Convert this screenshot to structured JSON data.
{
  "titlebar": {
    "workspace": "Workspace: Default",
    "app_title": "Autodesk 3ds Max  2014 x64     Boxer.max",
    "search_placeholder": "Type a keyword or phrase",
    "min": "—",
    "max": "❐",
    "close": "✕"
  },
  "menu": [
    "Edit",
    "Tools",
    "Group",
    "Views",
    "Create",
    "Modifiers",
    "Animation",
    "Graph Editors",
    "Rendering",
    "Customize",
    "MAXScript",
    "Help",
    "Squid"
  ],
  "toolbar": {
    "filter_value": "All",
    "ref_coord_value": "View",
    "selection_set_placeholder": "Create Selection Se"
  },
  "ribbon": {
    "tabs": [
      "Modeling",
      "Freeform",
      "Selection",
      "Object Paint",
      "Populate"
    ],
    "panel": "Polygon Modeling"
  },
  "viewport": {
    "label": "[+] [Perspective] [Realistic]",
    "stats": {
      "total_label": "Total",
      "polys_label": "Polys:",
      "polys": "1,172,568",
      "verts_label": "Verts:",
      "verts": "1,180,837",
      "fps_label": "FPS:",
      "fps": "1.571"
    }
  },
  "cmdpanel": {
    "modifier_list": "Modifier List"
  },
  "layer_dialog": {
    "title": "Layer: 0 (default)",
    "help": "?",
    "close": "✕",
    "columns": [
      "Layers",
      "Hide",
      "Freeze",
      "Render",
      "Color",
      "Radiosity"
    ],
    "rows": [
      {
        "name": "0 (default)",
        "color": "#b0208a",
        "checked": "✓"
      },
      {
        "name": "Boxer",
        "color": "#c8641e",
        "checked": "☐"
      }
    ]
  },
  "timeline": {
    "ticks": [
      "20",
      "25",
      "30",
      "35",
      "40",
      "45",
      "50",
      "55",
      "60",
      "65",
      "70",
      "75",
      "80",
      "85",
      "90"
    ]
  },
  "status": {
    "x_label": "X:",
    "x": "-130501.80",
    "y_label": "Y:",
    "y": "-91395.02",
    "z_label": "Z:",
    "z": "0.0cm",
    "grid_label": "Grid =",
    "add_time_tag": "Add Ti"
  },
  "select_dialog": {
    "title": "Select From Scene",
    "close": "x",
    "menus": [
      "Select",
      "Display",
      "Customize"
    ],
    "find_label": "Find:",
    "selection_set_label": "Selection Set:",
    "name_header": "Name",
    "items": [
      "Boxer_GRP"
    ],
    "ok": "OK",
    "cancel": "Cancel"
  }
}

═══

**Instruction**
Read through the entries and copy every line that includes "Create".

**Full response**
    "Create",
    "selection_set_placeholder": "Create Selection Se"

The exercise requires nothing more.